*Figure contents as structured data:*
begin

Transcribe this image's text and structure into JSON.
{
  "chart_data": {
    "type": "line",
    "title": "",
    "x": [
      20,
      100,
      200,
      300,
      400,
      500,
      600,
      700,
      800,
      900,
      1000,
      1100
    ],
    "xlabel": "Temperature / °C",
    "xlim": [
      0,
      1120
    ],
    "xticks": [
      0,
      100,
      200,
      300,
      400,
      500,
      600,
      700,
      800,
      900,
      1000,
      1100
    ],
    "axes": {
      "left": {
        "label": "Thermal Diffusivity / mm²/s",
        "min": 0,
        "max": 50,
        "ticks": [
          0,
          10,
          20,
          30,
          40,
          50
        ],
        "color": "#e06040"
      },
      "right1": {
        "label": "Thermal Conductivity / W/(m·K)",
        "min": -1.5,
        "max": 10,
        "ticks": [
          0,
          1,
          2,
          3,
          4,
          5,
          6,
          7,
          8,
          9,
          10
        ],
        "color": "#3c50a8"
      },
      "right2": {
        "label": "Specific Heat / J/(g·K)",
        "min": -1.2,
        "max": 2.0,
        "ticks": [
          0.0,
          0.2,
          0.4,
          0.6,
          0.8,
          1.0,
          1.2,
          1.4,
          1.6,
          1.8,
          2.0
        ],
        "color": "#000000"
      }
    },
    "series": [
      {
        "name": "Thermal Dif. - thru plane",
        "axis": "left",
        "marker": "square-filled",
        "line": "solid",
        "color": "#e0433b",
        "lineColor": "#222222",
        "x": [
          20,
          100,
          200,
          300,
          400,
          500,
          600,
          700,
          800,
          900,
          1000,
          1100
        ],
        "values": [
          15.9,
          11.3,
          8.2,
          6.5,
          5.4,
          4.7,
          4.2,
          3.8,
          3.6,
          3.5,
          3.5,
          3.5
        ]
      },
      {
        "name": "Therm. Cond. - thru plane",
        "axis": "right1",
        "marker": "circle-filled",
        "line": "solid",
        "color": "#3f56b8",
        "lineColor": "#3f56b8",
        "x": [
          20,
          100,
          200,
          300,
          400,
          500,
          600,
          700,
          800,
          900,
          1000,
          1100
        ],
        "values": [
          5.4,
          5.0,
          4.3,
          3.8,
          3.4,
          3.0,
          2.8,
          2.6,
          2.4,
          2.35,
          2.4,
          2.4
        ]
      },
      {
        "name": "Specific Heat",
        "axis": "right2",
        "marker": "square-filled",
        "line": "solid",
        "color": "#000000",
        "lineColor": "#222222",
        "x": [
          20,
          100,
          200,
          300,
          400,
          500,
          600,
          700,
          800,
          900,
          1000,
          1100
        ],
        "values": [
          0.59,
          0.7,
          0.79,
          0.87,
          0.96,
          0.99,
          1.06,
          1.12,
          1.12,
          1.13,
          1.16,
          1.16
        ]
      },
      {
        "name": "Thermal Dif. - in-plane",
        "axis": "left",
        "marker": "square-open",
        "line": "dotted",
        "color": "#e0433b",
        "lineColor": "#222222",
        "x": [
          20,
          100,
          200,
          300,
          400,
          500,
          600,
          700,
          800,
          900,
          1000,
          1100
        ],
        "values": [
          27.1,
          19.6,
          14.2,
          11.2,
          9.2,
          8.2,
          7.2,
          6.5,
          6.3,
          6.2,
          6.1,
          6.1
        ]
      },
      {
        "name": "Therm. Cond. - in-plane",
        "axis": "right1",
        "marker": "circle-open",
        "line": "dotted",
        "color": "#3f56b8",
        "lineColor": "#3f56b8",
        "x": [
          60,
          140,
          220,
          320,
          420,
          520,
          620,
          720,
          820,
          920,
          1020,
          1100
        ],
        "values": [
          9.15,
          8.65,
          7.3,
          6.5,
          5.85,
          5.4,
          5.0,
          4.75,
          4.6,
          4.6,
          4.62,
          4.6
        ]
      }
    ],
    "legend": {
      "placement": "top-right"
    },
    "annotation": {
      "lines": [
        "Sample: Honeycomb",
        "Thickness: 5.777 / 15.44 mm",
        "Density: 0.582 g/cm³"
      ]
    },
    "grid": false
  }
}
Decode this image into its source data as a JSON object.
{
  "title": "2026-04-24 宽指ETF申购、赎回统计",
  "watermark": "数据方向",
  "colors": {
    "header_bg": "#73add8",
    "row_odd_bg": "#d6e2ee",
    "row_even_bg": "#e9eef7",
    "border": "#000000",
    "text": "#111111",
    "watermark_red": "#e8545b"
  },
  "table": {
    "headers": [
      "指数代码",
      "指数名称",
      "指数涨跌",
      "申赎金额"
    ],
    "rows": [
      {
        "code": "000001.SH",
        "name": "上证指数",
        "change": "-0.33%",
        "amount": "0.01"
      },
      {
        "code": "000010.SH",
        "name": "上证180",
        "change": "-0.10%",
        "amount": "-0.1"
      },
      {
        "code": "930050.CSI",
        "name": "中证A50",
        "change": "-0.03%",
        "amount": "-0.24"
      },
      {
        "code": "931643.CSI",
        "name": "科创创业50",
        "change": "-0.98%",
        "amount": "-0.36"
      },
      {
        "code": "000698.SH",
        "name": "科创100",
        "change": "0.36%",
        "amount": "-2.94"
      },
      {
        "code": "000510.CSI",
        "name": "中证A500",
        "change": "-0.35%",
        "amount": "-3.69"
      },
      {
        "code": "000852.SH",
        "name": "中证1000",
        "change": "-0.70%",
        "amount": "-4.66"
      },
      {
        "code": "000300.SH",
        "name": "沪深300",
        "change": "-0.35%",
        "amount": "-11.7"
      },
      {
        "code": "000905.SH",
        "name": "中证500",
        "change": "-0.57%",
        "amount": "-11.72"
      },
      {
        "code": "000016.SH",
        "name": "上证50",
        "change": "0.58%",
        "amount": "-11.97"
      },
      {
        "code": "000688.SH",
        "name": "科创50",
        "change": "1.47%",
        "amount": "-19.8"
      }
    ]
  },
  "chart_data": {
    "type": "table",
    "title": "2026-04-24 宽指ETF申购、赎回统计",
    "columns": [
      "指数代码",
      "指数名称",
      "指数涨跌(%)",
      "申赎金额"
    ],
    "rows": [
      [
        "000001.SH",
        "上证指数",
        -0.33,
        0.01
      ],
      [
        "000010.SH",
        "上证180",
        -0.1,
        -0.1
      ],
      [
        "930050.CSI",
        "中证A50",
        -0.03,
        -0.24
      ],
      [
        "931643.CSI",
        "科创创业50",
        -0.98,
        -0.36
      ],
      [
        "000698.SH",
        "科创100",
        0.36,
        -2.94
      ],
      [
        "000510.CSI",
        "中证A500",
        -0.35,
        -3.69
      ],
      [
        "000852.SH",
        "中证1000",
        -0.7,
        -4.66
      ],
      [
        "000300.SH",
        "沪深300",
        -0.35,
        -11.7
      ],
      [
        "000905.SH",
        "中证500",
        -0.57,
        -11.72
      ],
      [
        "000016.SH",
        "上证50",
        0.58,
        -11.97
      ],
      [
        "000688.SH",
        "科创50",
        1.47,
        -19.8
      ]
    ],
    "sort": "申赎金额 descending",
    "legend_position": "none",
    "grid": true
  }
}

end

*Your task:* Take the records above and return them exactly as written.

*Expected answer:*
Transcribe this image's text and structure into JSON.
{
  "chart_data": {
    "type": "line",
    "title": "",
    "x": [
      20,
      100,
      200,
      300,
      400,
      500,
      600,
      700,
      800,
      900,
      1000,
      1100
    ],
    "xlabel": "Temperature / °C",
    "xlim": [
      0,
      1120
    ],
    "xticks": [
      0,
      100,
      200,
      300,
      400,
      500,
      600,
      700,
      800,
      900,
      1000,
      1100
    ],
    "axes": {
      "left": {
        "label": "Thermal Diffusivity / mm²/s",
        "min": 0,
        "max": 50,
        "ticks": [
          0,
          10,
          20,
          30,
          40,
          50
        ],
        "color": "#e06040"
      },
      "right1": {
        "label": "Thermal Conductivity / W/(m·K)",
        "min": -1.5,
        "max": 10,
        "ticks": [
          0,
          1,
          2,
          3,
          4,
          5,
          6,
          7,
          8,
          9,
          10
        ],
        "color": "#3c50a8"
      },
      "right2": {
        "label": "Specific Heat / J/(g·K)",
        "min": -1.2,
        "max": 2.0,
        "ticks": [
          0.0,
          0.2,
          0.4,
          0.6,
          0.8,
          1.0,
          1.2,
          1.4,
          1.6,
          1.8,
          2.0
        ],
        "color": "#000000"
      }
    },
    "series": [
      {
        "name": "Thermal Dif. - thru plane",
        "axis": "left",
        "marker": "square-filled",
        "line": "solid",
        "color": "#e0433b",
        "lineColor": "#222222",
        "x": [
          20,
          100,
          200,
          300,
          400,
          500,
          600,
          700,
          800,
          900,
          1000,
          1100
        ],
        "values": [
          15.9,
          11.3,
          8.2,
          6.5,
          5.4,
          4.7,
          4.2,
          3.8,
          3.6,
          3.5,
          3.5,
          3.5
        ]
      },
      {
        "name": "Therm. Cond. - thru plane",
        "axis": "right1",
        "marker": "circle-filled",
        "line": "solid",
        "color": "#3f56b8",
        "lineColor": "#3f56b8",
        "x": [
          20,
          100,
          200,
          300,
          400,
          500,
          600,
          700,
          800,
          900,
          1000,
          1100
        ],
        "values": [
          5.4,
          5.0,
          4.3,
          3.8,
          3.4,
          3.0,
          2.8,
          2.6,
          2.4,
          2.35,
          2.4,
          2.4
        ]
      },
      {
        "name": "Specific Heat",
        "axis": "right2",
        "marker": "square-filled",
        "line": "solid",
        "color": "#000000",
        "lineColor": "#222222",
        "x": [
          20,
          100,
          200,
          300,
          400,
          500,
          600,
          700,
          800,
          900,
          1000,
          1100
        ],
        "values": [
          0.59,
          0.7,
          0.79,
          0.87,
          0.96,
          0.99,
          1.06,
          1.12,
          1.12,
          1.13,
          1.16,
          1.16
        ]
      },
      {
        "name": "Thermal Dif. - in-plane",
        "axis": "left",
        "marker": "square-open",
        "line": "dotted",
        "color": "#e0433b",
        "lineColor": "#222222",
        "x": [
          20,
          100,
          200,
          300,
          400,
          500,
          600,
          700,
          800,
          900,
          1000,
          1100
        ],
        "values": [
          27.1,
          19.6,
          14.2,
          11.2,
          9.2,
          8.2,
          7.2,
          6.5,
          6.3,
          6.2,
          6.1,
          6.1
        ]
      },
      {
        "name": "Therm. Cond. - in-plane",
        "axis": "right1",
        "marker": "circle-open",
        "line": "dotted",
        "color": "#3f56b8",
        "lineColor": "#3f56b8",
        "x": [
          60,
          140,
          220,
          320,
          420,
          520,
          620,
          720,
          820,
          920,
          1020,
          1100
        ],
        "values": [
          9.15,
          8.65,
          7.3,
          6.5,
          5.85,
          5.4,
          5.0,
          4.75,
          4.6,
          4.6,
          4.62,
          4.6
        ]
      }
    ],
    "legend": {
      "placement": "top-right"
    },
    "annotation": {
      "lines": [
        "Sample: Honeycomb",
        "Thickness: 5.777 / 15.44 mm",
        "Density: 0.582 g/cm³"
      ]
    },
    "grid": false
  }
}
Decode this image into its source data as a JSON object.
{
  "title": "2026-04-24 宽指ETF申购、赎回统计",
  "watermark": "数据方向",
  "colors": {
    "header_bg": "#73add8",
    "row_odd_bg": "#d6e2ee",
    "row_even_bg": "#e9eef7",
    "border": "#000000",
    "text": "#111111",
    "watermark_red": "#e8545b"
  },
  "table": {
    "headers": [
      "指数代码",
      "指数名称",
      "指数涨跌",
      "申赎金额"
    ],
    "rows": [
      {
        "code": "000001.SH",
        "name": "上证指数",
        "change": "-0.33%",
        "amount": "0.01"
      },
      {
        "code": "000010.SH",
        "name": "上证180",
        "change": "-0.10%",
        "amount": "-0.1"
      },
      {
        "code": "930050.CSI",
        "name": "中证A50",
        "change": "-0.03%",
        "amount": "-0.24"
      },
      {
        "code": "931643.CSI",
        "name": "科创创业50",
        "change": "-0.98%",
        "amount": "-0.36"
      },
      {
        "code": "000698.SH",
        "name": "科创100",
        "change": "0.36%",
        "amount": "-2.94"
      },
      {
        "code": "000510.CSI",
        "name": "中证A500",
        "change": "-0.35%",
        "amount": "-3.69"
      },
      {
        "code": "000852.SH",
        "name": "中证1000",
        "change": "-0.70%",
        "amount": "-4.66"
      },
      {
        "code": "000300.SH",
        "name": "沪深300",
        "change": "-0.35%",
        "amount": "-11.7"
      },
      {
        "code": "000905.SH",
        "name": "中证500",
        "change": "-0.57%",
        "amount": "-11.72"
      },
      {
        "code": "000016.SH",
        "name": "上证50",
        "change": "0.58%",
        "amount": "-11.97"
      },
      {
        "code": "000688.SH",
        "name": "科创50",
        "change": "1.47%",
        "amount": "-19.8"
      }
    ]
  },
  "chart_data": {
    "type": "table",
    "title": "2026-04-24 宽指ETF申购、赎回统计",
    "columns": [
      "指数代码",
      "指数名称",
      "指数涨跌(%)",
      "申赎金额"
    ],
    "rows": [
      [
        "000001.SH",
        "上证指数",
        -0.33,
        0.01
      ],
      [
        "000010.SH",
        "上证180",
        -0.1,
        -0.1
      ],
      [
        "930050.CSI",
        "中证A50",
        -0.03,
        -0.24
      ],
      [
        "931643.CSI",
        "科创创业50",
        -0.98,
        -0.36
      ],
      [
        "000698.SH",
        "科创100",
        0.36,
        -2.94
      ],
      [
        "000510.CSI",
        "中证A500",
        -0.35,
        -3.69
      ],
      [
        "000852.SH",
        "中证1000",
        -0.7,
        -4.66
      ],
      [
        "000300.SH",
        "沪深300",
        -0.35,
        -11.7
      ],
      [
        "000905.SH",
        "中证500",
        -0.57,
        -11.72
      ],
      [
        "000016.SH",
        "上证50",
        0.58,
        -11.97
      ],
      [
        "000688.SH",
        "科创50",
        1.47,
        -19.8
      ]
    ],
    "sort": "申赎金额 descending",
    "legend_position": "none",
    "grid": true
  }
}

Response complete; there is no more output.